**WHAT YOU HAVE TO DO**
Copy the lines from the start of the records through the line with "The base 12 is at (433, 692).", replacing "boxlike" with "box-shaped" and keeping everything else the same. Give only those lines.
>>>
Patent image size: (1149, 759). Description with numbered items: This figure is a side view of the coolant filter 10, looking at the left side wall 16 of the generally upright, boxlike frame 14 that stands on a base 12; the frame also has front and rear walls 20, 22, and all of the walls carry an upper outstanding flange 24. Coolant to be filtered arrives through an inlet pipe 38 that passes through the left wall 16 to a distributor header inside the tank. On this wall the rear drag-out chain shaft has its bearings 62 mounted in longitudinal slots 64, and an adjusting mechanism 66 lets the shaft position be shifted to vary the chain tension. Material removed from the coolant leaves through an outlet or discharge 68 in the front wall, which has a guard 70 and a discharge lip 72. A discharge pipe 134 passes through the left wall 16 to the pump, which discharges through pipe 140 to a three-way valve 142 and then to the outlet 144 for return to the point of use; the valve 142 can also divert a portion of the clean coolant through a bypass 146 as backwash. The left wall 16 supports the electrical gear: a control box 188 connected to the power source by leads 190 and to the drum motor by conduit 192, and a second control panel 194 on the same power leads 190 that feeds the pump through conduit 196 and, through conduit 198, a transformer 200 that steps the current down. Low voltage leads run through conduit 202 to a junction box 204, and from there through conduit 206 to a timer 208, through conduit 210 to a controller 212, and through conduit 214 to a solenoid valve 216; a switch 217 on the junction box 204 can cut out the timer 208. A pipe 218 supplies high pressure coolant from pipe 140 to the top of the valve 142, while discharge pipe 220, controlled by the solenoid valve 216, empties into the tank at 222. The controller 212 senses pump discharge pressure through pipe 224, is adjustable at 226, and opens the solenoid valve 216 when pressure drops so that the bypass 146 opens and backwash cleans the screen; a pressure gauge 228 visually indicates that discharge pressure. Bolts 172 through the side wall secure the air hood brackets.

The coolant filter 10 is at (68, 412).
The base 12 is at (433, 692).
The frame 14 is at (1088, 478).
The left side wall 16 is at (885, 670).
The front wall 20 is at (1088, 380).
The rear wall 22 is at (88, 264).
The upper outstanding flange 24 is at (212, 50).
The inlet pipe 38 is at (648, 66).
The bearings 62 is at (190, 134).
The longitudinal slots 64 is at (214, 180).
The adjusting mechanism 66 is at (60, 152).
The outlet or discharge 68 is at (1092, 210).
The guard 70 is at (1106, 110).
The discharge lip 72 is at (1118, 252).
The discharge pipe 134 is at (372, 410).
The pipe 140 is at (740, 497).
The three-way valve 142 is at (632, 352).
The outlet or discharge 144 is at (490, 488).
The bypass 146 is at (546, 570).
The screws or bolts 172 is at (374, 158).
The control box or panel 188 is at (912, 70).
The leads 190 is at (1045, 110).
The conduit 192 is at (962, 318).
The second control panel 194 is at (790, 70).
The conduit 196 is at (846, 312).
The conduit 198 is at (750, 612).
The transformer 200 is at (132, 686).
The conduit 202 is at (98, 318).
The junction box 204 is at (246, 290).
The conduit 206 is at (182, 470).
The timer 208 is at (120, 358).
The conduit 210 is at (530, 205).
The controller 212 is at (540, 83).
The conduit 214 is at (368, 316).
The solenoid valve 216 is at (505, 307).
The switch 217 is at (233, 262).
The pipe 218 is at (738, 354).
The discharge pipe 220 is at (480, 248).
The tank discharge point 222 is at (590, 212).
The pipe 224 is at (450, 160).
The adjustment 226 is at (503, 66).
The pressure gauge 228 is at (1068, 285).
<<<
**ANSWER TO THIS PROBLEM**
Patent image size: (1149, 759). Description with numbered items: This figure is a side view of the coolant filter 10, looking at the left side wall 16 of the generally upright, box-shaped frame 14 that stands on a base 12; the frame also has front and rear walls 20, 22, and all of the walls carry an upper outstanding flange 24. Coolant to be filtered arrives through an inlet pipe 38 that passes through the left wall 16 to a distributor header inside the tank. On this wall the rear drag-out chain shaft has its bearings 62 mounted in longitudinal slots 64, and an adjusting mechanism 66 lets the shaft position be shifted to vary the chain tension. Material removed from the coolant leaves through an outlet or discharge 68 in the front wall, which has a guard 70 and a discharge lip 72. A discharge pipe 134 passes through the left wall 16 to the pump, which discharges through pipe 140 to a three-way valve 142 and then to the outlet 144 for return to the point of use; the valve 142 can also divert a portion of the clean coolant through a bypass 146 as backwash. The left wall 16 supports the electrical gear: a control box 188 connected to the power source by leads 190 and to the drum motor by conduit 192, and a second control panel 194 on the same power leads 190 that feeds the pump through conduit 196 and, through conduit 198, a transformer 200 that steps the current down. Low voltage leads run through conduit 202 to a junction box 204, and from there through conduit 206 to a timer 208, through conduit 210 to a controller 212, and through conduit 214 to a solenoid valve 216; a switch 217 on the junction box 204 can cut out the timer 208. A pipe 218 supplies high pressure coolant from pipe 140 to the top of the valve 142, while discharge pipe 220, controlled by the solenoid valve 216, empties into the tank at 222. The controller 212 senses pump discharge pressure through pipe 224, is adjustable at 226, and opens the solenoid valve 216 when pressure drops so that the bypass 146 opens and backwash cleans the screen; a pressure gauge 228 visually indicates that discharge pressure. Bolts 172 through the side wall secure the air hood brackets.

The coolant filter 10 is at (68, 412).
The base 12 is at (433, 692).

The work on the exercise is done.